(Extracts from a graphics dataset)

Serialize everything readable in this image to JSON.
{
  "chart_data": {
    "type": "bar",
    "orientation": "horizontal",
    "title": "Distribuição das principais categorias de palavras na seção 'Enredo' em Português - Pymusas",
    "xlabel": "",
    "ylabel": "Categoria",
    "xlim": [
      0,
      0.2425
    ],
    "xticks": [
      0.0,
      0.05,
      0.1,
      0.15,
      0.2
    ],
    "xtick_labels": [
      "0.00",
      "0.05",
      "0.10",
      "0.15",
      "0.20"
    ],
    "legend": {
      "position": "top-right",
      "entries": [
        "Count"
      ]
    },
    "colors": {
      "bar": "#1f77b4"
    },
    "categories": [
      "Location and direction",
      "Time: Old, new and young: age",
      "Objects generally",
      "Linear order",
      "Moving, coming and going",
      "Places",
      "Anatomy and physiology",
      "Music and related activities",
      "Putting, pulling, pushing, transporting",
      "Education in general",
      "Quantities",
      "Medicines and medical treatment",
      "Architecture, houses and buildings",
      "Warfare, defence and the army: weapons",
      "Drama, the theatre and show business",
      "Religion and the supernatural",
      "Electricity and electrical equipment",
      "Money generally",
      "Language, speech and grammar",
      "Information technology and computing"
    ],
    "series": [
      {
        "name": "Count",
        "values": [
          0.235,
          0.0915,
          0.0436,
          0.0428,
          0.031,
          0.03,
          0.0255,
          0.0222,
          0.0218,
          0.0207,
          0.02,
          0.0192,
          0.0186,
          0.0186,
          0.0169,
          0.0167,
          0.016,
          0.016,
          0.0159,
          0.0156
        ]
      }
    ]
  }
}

* [WRITTEN REQUEST] Write out the whole listing exactly.

* [EXERCISE RESULT]
Serialize everything readable in this image to JSON.
{
  "chart_data": {
    "type": "bar",
    "orientation": "horizontal",
    "title": "Distribuição das principais categorias de palavras na seção 'Enredo' em Português - Pymusas",
    "xlabel": "",
    "ylabel": "Categoria",
    "xlim": [
      0,
      0.2425
    ],
    "xticks": [
      0.0,
      0.05,
      0.1,
      0.15,
      0.2
    ],
    "xtick_labels": [
      "0.00",
      "0.05",
      "0.10",
      "0.15",
      "0.20"
    ],
    "legend": {
      "position": "top-right",
      "entries": [
        "Count"
      ]
    },
    "colors": {
      "bar": "#1f77b4"
    },
    "categories": [
      "Location and direction",
      "Time: Old, new and young: age",
      "Objects generally",
      "Linear order",
      "Moving, coming and going",
      "Places",
      "Anatomy and physiology",
      "Music and related activities",
      "Putting, pulling, pushing, transporting",
      "Education in general",
      "Quantities",
      "Medicines and medical treatment",
      "Architecture, houses and buildings",
      "Warfare, defence and the army: weapons",
      "Drama, the theatre and show business",
      "Religion and the supernatural",
      "Electricity and electrical equipment",
      "Money generally",
      "Language, speech and grammar",
      "Information technology and computing"
    ],
    "series": [
      {
        "name": "Count",
        "values": [
          0.235,
          0.0915,
          0.0436,
          0.0428,
          0.031,
          0.03,
          0.0255,
          0.0222,
          0.0218,
          0.0207,
          0.02,
          0.0192,
          0.0186,
          0.0186,
          0.0169,
          0.0167,
          0.016,
          0.016,
          0.0159,
          0.0156
        ]
      }
    ]
  }
}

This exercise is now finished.